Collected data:
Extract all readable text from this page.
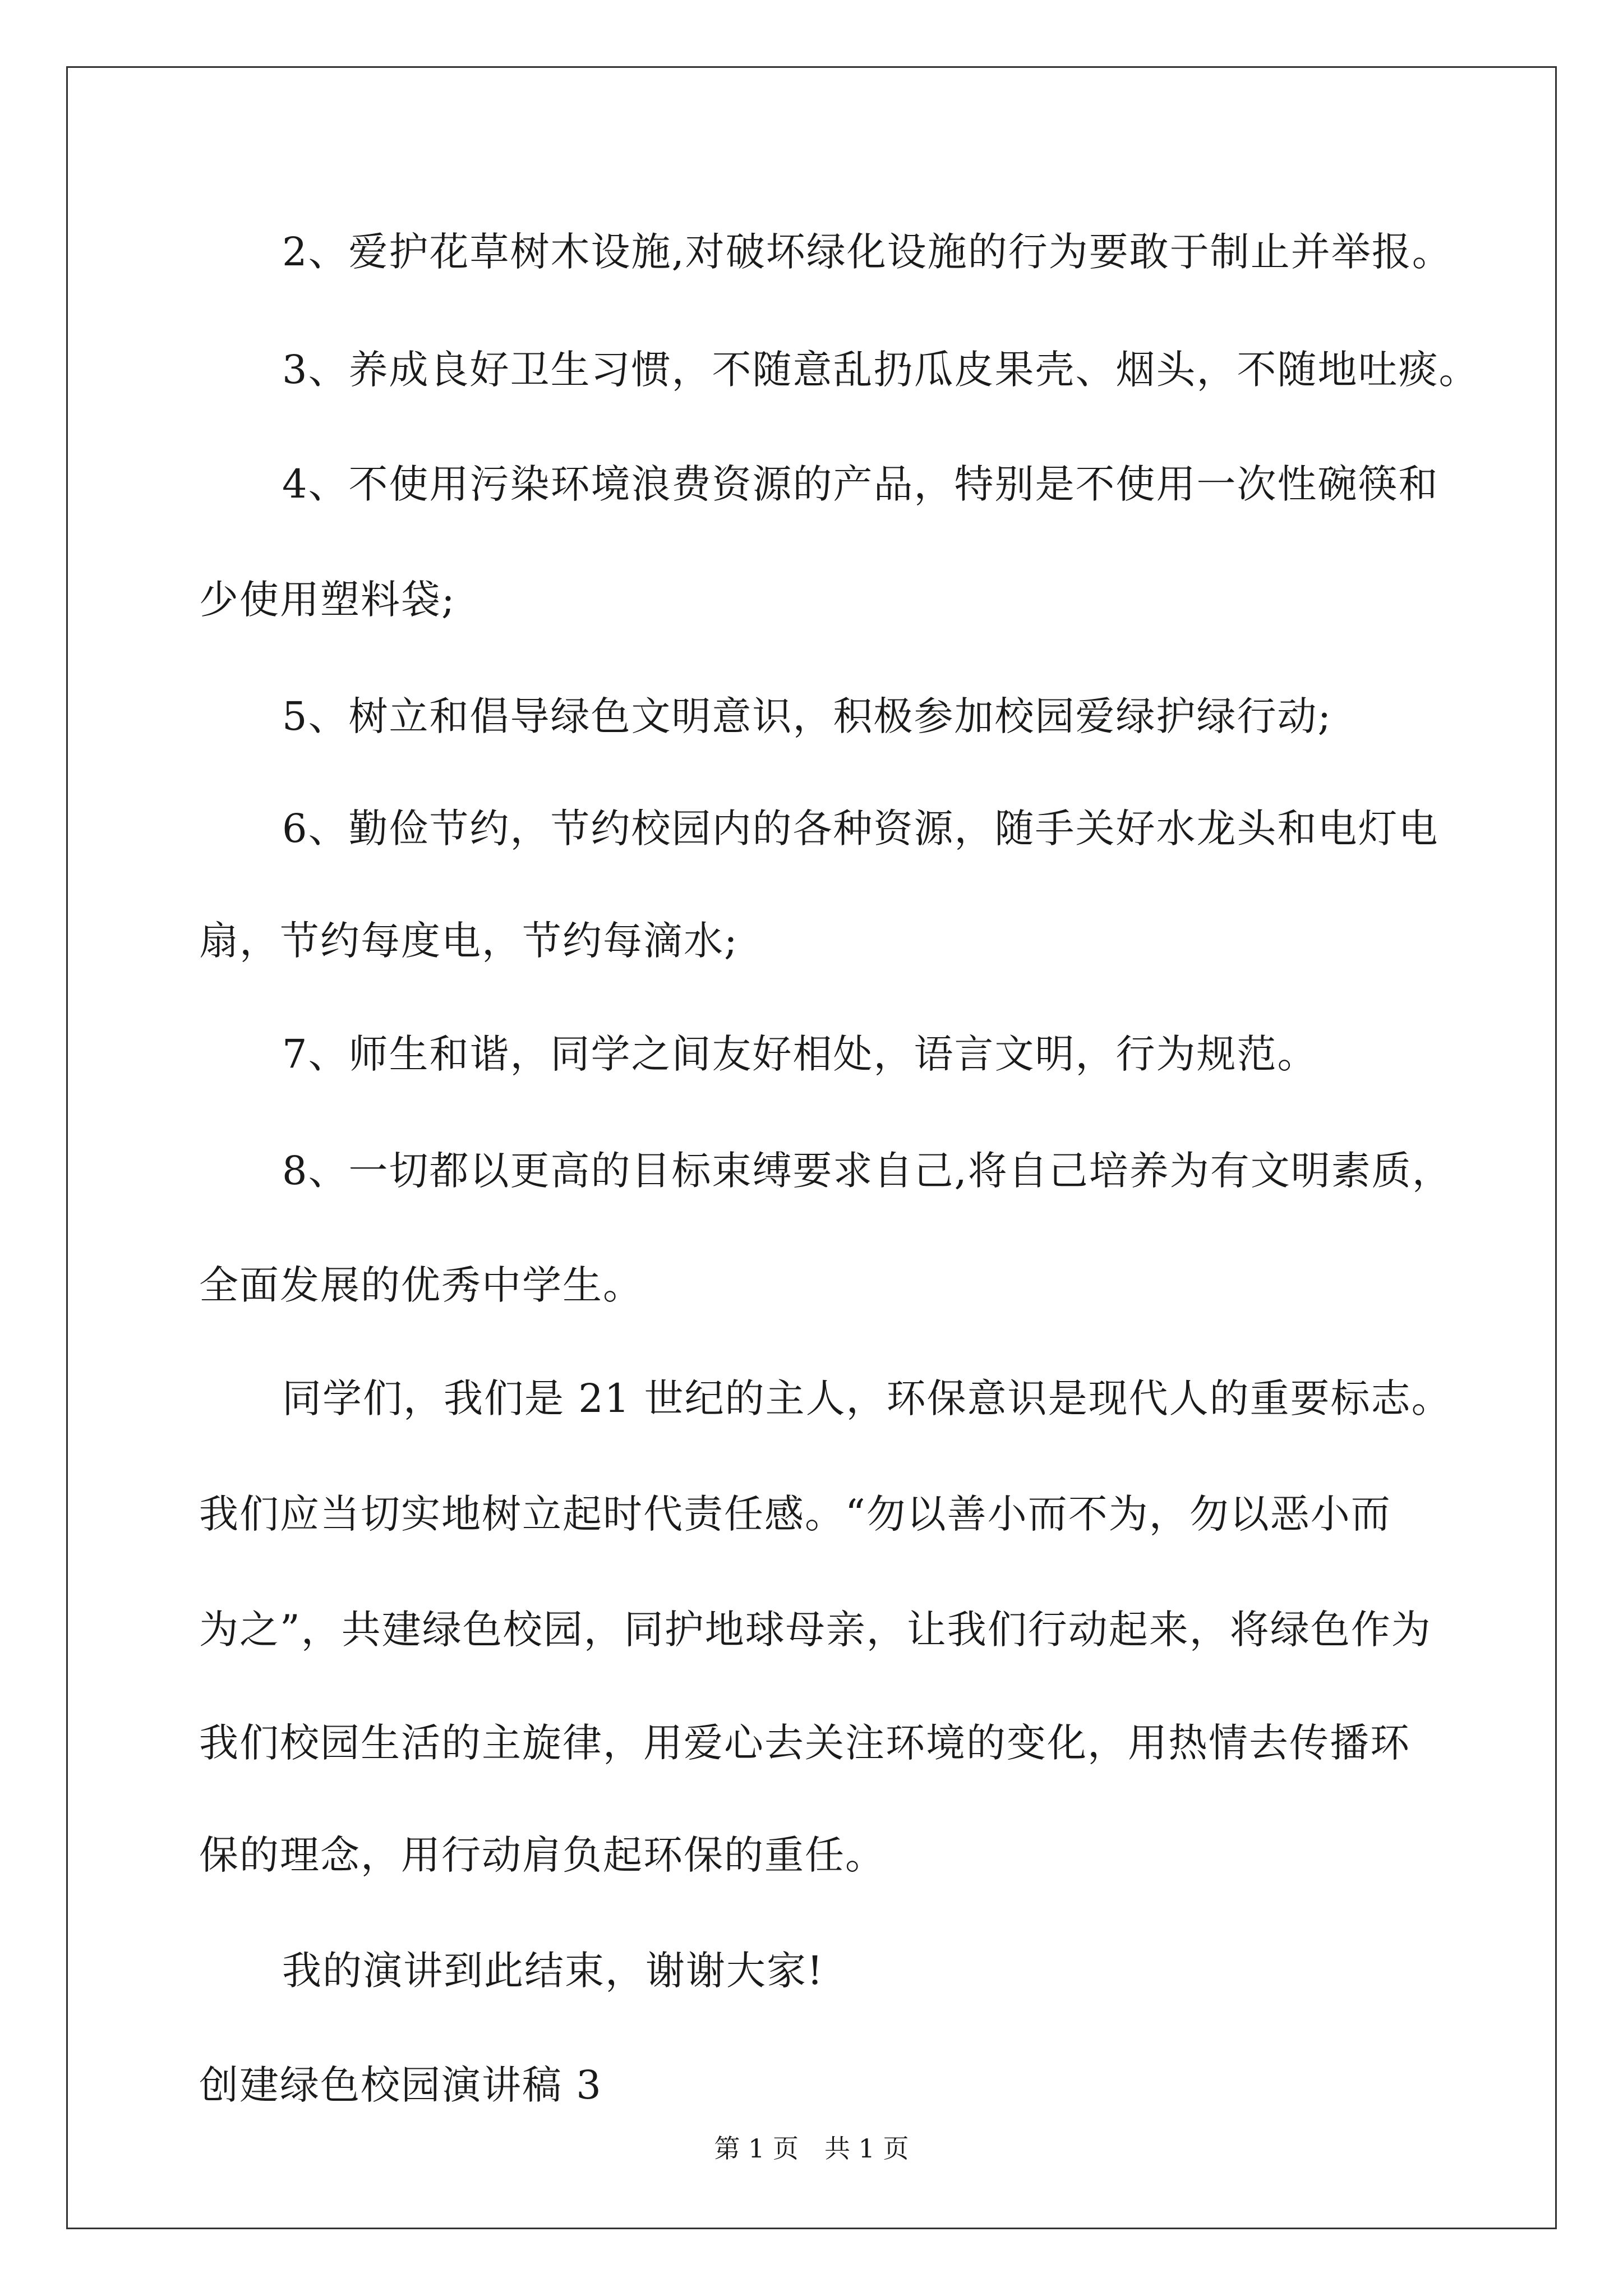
2、爱护花草树木设施,对破坏绿化设施的行为要敢于制止并举报。
3、养成良好卫生习惯，不随意乱扔瓜皮果壳、烟头，不随地吐痰。
4、不使用污染环境浪费资源的产品，特别是不使用一次性碗筷和
少使用塑料袋;
5、树立和倡导绿色文明意识，积极参加校园爱绿护绿行动;
6、勤俭节约，节约校园内的各种资源，随手关好水龙头和电灯电
扇，节约每度电，节约每滴水;
7、师生和谐，同学之间友好相处，语言文明，行为规范。
8、一切都以更高的目标束缚要求自己,将自己培养为有文明素质，
全面发展的优秀中学生。
同学们，我们是 21 世纪的主人，环保意识是现代人的重要标志。
我们应当切实地树立起时代责任感。“勿以善小而不为，勿以恶小而
为之”，共建绿色校园，同护地球母亲，让我们行动起来，将绿色作为
我们校园生活的主旋律，用爱心去关注环境的变化，用热情去传播环
保的理念，用行动肩负起环保的重任。
我的演讲到此结束，谢谢大家!
创建绿色校园演讲稿 3
第 1 页　共 1 页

- What to produce
Transcribe the listing in full and omit the pictures.

- Exercise response
Extract all readable text from this page.
2、爱护花草树木设施,对破坏绿化设施的行为要敢于制止并举报。
3、养成良好卫生习惯，不随意乱扔瓜皮果壳、烟头，不随地吐痰。
4、不使用污染环境浪费资源的产品，特别是不使用一次性碗筷和
少使用塑料袋;
5、树立和倡导绿色文明意识，积极参加校园爱绿护绿行动;
6、勤俭节约，节约校园内的各种资源，随手关好水龙头和电灯电
扇，节约每度电，节约每滴水;
7、师生和谐，同学之间友好相处，语言文明，行为规范。
8、一切都以更高的目标束缚要求自己,将自己培养为有文明素质，
全面发展的优秀中学生。
同学们，我们是 21 世纪的主人，环保意识是现代人的重要标志。
我们应当切实地树立起时代责任感。“勿以善小而不为，勿以恶小而
为之”，共建绿色校园，同护地球母亲，让我们行动起来，将绿色作为
我们校园生活的主旋律，用爱心去关注环境的变化，用热情去传播环
保的理念，用行动肩负起环保的重任。
我的演讲到此结束，谢谢大家!
创建绿色校园演讲稿 3
第 1 页　共 1 页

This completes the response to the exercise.